◆ EXTRACTED INFORMATION ◆
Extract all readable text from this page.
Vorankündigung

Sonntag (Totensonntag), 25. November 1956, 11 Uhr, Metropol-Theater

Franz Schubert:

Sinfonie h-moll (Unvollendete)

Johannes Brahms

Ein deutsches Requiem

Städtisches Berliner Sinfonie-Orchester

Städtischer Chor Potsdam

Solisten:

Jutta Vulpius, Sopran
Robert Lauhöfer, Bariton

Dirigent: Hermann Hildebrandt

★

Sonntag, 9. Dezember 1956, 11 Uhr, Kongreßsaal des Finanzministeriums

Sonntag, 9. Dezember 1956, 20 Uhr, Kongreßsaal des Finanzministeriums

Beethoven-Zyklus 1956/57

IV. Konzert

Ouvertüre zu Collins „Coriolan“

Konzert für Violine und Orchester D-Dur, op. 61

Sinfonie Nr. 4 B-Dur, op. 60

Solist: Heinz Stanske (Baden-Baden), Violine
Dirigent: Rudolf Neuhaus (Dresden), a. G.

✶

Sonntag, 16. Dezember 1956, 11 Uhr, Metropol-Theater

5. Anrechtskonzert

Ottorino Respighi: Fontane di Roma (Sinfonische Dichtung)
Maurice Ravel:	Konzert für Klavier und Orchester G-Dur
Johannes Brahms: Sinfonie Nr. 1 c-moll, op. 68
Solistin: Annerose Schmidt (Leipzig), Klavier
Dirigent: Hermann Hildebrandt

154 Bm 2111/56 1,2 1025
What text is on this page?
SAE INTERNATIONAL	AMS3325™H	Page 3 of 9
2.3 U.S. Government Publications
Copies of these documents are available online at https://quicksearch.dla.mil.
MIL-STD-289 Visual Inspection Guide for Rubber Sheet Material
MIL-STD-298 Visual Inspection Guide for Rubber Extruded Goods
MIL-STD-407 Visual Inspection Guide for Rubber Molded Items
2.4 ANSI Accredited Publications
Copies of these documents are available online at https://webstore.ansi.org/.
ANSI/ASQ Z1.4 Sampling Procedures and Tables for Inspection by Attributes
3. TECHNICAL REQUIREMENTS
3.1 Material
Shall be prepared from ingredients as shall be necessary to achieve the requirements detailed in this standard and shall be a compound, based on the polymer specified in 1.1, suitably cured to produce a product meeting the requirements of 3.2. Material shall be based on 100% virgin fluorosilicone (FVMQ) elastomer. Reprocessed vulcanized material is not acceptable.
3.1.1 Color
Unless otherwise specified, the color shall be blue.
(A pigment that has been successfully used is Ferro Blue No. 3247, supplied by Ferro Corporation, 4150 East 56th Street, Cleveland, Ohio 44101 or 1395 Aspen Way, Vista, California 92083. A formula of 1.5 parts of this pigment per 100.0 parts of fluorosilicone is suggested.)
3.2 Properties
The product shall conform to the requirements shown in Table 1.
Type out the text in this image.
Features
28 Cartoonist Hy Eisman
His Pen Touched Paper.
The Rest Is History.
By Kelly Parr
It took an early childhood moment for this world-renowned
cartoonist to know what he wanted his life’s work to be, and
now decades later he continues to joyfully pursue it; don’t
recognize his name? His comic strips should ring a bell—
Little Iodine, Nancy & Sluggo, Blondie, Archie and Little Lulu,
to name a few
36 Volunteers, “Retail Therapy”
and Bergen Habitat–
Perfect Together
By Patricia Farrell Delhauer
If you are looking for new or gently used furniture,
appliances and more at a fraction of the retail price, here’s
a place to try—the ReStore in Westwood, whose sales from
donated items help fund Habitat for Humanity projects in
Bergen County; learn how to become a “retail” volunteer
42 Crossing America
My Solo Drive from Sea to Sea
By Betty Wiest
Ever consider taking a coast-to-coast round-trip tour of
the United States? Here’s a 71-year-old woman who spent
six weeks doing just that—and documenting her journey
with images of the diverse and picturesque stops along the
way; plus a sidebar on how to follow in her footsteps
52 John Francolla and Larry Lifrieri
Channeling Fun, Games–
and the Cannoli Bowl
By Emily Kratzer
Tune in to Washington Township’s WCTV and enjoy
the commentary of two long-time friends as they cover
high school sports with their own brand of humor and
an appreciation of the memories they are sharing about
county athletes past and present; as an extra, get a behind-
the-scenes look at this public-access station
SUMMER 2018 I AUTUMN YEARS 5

◆ WHAT IS BEING ASKED ◆
Set down all of the data above, word for word.

◆ EXERCISE OUTPUT ◆
Extract all readable text from this page.
Vorankündigung

Sonntag (Totensonntag), 25. November 1956, 11 Uhr, Metropol-Theater

Franz Schubert:

Sinfonie h-moll (Unvollendete)

Johannes Brahms

Ein deutsches Requiem

Städtisches Berliner Sinfonie-Orchester

Städtischer Chor Potsdam

Solisten:

Jutta Vulpius, Sopran
Robert Lauhöfer, Bariton

Dirigent: Hermann Hildebrandt

★

Sonntag, 9. Dezember 1956, 11 Uhr, Kongreßsaal des Finanzministeriums

Sonntag, 9. Dezember 1956, 20 Uhr, Kongreßsaal des Finanzministeriums

Beethoven-Zyklus 1956/57

IV. Konzert

Ouvertüre zu Collins „Coriolan“

Konzert für Violine und Orchester D-Dur, op. 61

Sinfonie Nr. 4 B-Dur, op. 60

Solist: Heinz Stanske (Baden-Baden), Violine
Dirigent: Rudolf Neuhaus (Dresden), a. G.

✶

Sonntag, 16. Dezember 1956, 11 Uhr, Metropol-Theater

5. Anrechtskonzert

Ottorino Respighi: Fontane di Roma (Sinfonische Dichtung)
Maurice Ravel:	Konzert für Klavier und Orchester G-Dur
Johannes Brahms: Sinfonie Nr. 1 c-moll, op. 68
Solistin: Annerose Schmidt (Leipzig), Klavier
Dirigent: Hermann Hildebrandt

154 Bm 2111/56 1,2 1025
What text is on this page?
SAE INTERNATIONAL	AMS3325™H	Page 3 of 9
2.3 U.S. Government Publications
Copies of these documents are available online at https://quicksearch.dla.mil.
MIL-STD-289 Visual Inspection Guide for Rubber Sheet Material
MIL-STD-298 Visual Inspection Guide for Rubber Extruded Goods
MIL-STD-407 Visual Inspection Guide for Rubber Molded Items
2.4 ANSI Accredited Publications
Copies of these documents are available online at https://webstore.ansi.org/.
ANSI/ASQ Z1.4 Sampling Procedures and Tables for Inspection by Attributes
3. TECHNICAL REQUIREMENTS
3.1 Material
Shall be prepared from ingredients as shall be necessary to achieve the requirements detailed in this standard and shall be a compound, based on the polymer specified in 1.1, suitably cured to produce a product meeting the requirements of 3.2. Material shall be based on 100% virgin fluorosilicone (FVMQ) elastomer. Reprocessed vulcanized material is not acceptable.
3.1.1 Color
Unless otherwise specified, the color shall be blue.
(A pigment that has been successfully used is Ferro Blue No. 3247, supplied by Ferro Corporation, 4150 East 56th Street, Cleveland, Ohio 44101 or 1395 Aspen Way, Vista, California 92083. A formula of 1.5 parts of this pigment per 100.0 parts of fluorosilicone is suggested.)
3.2 Properties
The product shall conform to the requirements shown in Table 1.
Type out the text in this image.
Features
28 Cartoonist Hy Eisman
His Pen Touched Paper.
The Rest Is History.
By Kelly Parr
It took an early childhood moment for this world-renowned
cartoonist to know what he wanted his life’s work to be, and
now decades later he continues to joyfully pursue it; don’t
recognize his name? His comic strips should ring a bell—
Little Iodine, Nancy & Sluggo, Blondie, Archie and Little Lulu,
to name a few
36 Volunteers, “Retail Therapy”
and Bergen Habitat–
Perfect Together
By Patricia Farrell Delhauer
If you are looking for new or gently used furniture,
appliances and more at a fraction of the retail price, here’s
a place to try—the ReStore in Westwood, whose sales from
donated items help fund Habitat for Humanity projects in
Bergen County; learn how to become a “retail” volunteer
42 Crossing America
My Solo Drive from Sea to Sea
By Betty Wiest
Ever consider taking a coast-to-coast round-trip tour of
the United States? Here’s a 71-year-old woman who spent
six weeks doing just that—and documenting her journey
with images of the diverse and picturesque stops along the
way; plus a sidebar on how to follow in her footsteps
52 John Francolla and Larry Lifrieri
Channeling Fun, Games–
and the Cannoli Bowl
By Emily Kratzer
Tune in to Washington Township’s WCTV and enjoy
the commentary of two long-time friends as they cover
high school sports with their own brand of humor and
an appreciation of the memories they are sharing about
county athletes past and present; as an extra, get a behind-
the-scenes look at this public-access station
SUMMER 2018 I AUTUMN YEARS 5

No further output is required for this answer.